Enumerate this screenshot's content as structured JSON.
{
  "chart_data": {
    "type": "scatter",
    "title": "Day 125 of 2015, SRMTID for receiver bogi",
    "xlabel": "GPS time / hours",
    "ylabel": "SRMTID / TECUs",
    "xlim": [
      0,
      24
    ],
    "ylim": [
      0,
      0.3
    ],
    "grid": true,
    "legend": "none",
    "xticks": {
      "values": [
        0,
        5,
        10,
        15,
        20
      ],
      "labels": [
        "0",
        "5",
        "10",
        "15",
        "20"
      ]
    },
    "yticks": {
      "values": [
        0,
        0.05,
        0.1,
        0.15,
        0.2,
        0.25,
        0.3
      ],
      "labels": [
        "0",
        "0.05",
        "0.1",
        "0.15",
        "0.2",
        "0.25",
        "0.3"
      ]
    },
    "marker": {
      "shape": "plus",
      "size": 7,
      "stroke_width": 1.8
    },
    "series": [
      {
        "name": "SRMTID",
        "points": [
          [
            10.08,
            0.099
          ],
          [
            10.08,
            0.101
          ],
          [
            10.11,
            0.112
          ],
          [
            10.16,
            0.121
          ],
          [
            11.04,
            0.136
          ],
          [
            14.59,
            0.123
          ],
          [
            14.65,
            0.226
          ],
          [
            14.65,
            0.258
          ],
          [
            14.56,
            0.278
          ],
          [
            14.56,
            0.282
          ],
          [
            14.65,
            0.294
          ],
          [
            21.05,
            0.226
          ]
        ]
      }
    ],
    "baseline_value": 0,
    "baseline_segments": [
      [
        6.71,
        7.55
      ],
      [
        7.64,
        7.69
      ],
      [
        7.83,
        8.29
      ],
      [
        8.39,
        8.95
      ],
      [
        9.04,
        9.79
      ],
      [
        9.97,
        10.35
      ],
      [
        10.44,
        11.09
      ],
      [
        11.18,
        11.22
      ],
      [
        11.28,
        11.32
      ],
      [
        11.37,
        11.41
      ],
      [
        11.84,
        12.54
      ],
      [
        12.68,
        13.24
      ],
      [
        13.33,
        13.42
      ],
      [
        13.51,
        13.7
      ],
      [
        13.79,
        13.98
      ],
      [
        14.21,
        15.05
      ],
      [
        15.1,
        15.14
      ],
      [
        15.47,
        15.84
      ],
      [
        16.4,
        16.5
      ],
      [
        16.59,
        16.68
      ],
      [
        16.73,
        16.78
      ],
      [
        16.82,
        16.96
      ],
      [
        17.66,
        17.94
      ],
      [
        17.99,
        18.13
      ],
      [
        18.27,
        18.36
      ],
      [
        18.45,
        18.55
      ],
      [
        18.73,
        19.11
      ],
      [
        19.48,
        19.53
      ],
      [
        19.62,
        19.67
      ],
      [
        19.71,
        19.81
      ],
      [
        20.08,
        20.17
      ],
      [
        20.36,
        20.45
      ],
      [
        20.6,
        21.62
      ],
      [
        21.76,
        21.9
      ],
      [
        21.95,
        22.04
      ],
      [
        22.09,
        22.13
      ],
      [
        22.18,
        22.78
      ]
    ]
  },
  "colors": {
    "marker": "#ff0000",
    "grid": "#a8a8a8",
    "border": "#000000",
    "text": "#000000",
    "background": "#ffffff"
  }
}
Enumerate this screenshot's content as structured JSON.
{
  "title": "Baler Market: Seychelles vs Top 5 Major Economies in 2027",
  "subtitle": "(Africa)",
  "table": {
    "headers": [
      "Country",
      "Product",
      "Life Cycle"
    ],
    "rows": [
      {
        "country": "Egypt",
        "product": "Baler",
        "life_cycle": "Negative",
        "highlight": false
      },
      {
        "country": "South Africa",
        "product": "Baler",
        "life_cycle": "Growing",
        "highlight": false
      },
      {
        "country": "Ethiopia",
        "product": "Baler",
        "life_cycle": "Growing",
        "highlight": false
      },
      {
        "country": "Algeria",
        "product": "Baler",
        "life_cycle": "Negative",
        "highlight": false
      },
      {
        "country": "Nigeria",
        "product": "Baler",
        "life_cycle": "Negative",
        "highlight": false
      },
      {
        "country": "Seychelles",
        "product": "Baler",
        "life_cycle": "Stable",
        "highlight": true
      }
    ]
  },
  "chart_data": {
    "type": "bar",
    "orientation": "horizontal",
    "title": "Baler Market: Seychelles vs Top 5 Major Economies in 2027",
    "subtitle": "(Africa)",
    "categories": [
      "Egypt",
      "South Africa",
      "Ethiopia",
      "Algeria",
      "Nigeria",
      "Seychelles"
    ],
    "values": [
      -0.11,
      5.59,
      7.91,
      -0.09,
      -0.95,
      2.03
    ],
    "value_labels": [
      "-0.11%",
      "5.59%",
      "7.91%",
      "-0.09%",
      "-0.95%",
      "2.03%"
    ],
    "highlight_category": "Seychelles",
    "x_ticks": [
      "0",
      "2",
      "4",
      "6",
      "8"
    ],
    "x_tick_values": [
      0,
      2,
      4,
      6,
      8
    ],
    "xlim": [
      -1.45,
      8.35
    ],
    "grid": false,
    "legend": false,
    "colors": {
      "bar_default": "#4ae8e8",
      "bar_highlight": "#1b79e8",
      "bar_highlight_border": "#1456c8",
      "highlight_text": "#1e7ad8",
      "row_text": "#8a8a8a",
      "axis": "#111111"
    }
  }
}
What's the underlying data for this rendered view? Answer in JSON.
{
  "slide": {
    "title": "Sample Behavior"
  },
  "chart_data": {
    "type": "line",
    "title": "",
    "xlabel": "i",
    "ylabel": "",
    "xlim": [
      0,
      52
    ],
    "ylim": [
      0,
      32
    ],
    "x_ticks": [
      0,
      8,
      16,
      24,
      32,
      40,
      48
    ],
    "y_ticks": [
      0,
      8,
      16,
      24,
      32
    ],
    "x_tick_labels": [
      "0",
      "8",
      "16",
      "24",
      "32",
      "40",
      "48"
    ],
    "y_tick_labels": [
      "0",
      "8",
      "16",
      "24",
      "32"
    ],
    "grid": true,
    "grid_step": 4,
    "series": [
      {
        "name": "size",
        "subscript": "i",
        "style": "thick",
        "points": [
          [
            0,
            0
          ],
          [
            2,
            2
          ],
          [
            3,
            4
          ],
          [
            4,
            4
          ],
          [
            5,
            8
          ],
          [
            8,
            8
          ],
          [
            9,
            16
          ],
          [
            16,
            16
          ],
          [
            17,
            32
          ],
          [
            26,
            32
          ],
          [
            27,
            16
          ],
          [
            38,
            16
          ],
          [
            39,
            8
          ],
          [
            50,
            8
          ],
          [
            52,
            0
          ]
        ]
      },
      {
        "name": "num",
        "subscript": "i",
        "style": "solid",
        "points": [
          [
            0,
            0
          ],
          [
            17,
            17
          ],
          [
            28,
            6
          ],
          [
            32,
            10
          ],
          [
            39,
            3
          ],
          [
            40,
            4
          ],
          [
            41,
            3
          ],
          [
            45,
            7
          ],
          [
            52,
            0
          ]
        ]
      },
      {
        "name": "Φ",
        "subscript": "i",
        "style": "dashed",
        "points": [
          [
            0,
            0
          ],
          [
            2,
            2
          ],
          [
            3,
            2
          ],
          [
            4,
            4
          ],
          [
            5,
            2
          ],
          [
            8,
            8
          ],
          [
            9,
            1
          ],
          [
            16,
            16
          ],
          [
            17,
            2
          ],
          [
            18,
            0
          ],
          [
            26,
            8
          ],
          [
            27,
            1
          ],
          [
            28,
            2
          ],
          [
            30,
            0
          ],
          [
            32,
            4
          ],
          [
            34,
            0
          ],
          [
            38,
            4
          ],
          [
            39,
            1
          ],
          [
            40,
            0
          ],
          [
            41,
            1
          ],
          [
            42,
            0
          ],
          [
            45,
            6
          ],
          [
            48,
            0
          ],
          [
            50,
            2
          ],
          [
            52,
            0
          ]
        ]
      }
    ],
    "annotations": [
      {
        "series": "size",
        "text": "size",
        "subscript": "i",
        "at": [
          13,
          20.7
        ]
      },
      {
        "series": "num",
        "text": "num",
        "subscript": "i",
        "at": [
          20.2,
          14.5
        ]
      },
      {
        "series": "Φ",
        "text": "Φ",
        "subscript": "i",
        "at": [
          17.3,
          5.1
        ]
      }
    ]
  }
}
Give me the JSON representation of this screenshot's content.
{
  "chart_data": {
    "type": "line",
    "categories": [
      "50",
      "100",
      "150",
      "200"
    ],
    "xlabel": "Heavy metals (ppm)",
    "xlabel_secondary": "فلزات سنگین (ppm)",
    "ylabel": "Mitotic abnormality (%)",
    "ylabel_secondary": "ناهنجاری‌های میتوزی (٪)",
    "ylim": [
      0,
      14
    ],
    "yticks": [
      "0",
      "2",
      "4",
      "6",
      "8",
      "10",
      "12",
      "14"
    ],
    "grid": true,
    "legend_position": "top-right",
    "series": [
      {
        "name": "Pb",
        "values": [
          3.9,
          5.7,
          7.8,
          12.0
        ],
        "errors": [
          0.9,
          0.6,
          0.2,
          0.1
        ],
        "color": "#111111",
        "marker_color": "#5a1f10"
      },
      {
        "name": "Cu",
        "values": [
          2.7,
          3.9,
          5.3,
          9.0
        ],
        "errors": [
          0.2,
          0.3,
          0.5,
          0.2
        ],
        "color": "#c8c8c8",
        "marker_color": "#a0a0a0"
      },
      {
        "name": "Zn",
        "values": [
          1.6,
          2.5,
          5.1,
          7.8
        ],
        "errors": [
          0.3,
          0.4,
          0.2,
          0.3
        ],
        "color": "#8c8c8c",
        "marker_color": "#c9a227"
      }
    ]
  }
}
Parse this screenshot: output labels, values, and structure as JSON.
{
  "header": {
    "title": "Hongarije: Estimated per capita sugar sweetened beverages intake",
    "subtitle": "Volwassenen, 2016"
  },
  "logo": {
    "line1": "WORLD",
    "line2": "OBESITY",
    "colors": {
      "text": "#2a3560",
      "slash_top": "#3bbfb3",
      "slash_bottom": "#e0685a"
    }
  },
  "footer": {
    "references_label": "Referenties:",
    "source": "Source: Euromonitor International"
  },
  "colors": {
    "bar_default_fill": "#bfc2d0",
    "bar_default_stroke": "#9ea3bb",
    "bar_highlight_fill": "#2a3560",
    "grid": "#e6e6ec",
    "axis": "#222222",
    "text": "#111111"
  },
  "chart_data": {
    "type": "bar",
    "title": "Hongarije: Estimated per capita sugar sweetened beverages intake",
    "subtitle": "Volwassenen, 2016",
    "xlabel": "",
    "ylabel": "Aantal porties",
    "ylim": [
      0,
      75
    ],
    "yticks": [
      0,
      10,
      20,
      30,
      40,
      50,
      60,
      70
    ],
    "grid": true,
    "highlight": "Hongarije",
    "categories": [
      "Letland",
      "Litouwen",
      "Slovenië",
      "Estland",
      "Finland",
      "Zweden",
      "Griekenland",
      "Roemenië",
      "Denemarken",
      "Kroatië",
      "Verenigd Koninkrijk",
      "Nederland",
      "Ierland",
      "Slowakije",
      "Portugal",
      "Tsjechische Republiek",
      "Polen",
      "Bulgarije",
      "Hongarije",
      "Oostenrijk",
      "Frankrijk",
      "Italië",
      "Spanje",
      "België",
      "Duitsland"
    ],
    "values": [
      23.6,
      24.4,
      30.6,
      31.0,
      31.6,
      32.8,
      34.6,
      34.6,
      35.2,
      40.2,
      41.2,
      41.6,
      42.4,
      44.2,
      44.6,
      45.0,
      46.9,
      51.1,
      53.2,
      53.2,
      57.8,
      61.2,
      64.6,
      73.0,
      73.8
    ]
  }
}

★ ★ ★

Return a copy of every line that includes the word "Major".

- [Response for this exercise]:
  "title": "Baler Market: Seychelles vs Top 5 Major Economies in 2027",
    "title": "Baler Market: Seychelles vs Top 5 Major Economies in 2027",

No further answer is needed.